## What you should do
List each line of the data that holds the string "JSON".

==============================

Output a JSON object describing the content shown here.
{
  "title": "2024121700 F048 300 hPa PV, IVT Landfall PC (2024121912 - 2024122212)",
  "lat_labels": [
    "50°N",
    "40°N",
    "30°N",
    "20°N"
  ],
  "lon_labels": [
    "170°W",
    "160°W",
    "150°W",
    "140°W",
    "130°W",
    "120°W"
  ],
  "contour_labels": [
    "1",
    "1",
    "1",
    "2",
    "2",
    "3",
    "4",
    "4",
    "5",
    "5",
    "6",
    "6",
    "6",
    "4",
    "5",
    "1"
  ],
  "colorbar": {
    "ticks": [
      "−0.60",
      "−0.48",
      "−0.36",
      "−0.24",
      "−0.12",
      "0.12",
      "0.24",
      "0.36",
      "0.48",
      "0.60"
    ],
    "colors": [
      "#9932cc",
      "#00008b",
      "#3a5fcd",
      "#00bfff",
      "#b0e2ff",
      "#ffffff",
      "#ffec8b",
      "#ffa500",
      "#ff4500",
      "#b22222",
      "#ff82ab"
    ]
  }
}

==============================

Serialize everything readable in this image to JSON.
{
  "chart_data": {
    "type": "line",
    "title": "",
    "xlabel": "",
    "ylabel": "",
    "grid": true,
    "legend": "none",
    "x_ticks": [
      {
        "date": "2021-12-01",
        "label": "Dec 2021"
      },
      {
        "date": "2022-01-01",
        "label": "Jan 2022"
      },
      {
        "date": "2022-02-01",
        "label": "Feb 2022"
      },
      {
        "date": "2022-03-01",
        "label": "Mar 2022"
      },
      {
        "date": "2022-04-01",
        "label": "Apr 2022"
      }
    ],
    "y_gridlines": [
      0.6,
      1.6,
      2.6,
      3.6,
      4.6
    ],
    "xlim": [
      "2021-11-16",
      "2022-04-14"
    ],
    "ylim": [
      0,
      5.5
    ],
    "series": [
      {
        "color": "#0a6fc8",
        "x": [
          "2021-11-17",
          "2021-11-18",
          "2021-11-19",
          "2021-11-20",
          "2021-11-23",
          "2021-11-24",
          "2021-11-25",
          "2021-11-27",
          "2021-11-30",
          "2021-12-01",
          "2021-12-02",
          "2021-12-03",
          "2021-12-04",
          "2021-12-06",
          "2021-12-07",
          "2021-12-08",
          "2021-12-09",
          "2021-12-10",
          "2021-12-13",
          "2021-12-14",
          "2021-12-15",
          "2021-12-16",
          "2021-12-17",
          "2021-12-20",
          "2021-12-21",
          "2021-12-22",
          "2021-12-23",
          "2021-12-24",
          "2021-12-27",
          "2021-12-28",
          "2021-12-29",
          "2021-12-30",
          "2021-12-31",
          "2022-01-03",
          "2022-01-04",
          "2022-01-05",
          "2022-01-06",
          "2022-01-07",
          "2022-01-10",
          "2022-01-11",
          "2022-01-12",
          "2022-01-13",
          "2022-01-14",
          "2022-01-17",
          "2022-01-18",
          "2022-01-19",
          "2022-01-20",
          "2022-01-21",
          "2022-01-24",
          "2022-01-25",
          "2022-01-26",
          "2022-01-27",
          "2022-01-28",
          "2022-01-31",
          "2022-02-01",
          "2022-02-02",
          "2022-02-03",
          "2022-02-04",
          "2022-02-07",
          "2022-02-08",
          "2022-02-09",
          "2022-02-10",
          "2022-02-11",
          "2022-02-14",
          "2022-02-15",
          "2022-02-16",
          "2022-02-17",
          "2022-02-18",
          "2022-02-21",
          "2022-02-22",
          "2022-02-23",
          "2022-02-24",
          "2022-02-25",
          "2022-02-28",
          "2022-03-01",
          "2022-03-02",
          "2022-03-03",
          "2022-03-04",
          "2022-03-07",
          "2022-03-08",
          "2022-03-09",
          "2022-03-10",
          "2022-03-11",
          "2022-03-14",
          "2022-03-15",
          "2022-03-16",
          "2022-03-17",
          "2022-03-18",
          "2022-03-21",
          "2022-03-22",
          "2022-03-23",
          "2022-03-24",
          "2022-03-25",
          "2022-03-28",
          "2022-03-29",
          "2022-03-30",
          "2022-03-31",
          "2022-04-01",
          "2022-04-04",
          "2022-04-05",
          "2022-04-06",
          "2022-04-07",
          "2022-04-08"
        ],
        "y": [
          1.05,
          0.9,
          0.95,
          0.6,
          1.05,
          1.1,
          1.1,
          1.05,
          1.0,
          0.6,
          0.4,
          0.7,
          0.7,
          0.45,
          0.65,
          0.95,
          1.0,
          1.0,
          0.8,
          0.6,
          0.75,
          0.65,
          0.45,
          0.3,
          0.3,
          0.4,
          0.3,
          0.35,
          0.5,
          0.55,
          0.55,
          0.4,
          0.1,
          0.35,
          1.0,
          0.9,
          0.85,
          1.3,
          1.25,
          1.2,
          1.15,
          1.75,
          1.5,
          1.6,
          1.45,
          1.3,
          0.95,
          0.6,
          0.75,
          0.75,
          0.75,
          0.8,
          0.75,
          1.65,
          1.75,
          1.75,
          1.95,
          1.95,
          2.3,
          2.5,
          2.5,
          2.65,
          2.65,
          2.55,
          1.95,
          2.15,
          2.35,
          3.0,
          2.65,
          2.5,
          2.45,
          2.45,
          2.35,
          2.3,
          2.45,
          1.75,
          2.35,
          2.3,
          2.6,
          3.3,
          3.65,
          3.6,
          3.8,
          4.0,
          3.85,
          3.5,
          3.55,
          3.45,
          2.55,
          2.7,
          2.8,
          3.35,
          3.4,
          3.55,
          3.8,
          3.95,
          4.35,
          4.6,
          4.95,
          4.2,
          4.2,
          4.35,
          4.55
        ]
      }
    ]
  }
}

==============================

## Response for this exercise
Output a JSON object describing the content shown here.
Serialize everything readable in this image to JSON.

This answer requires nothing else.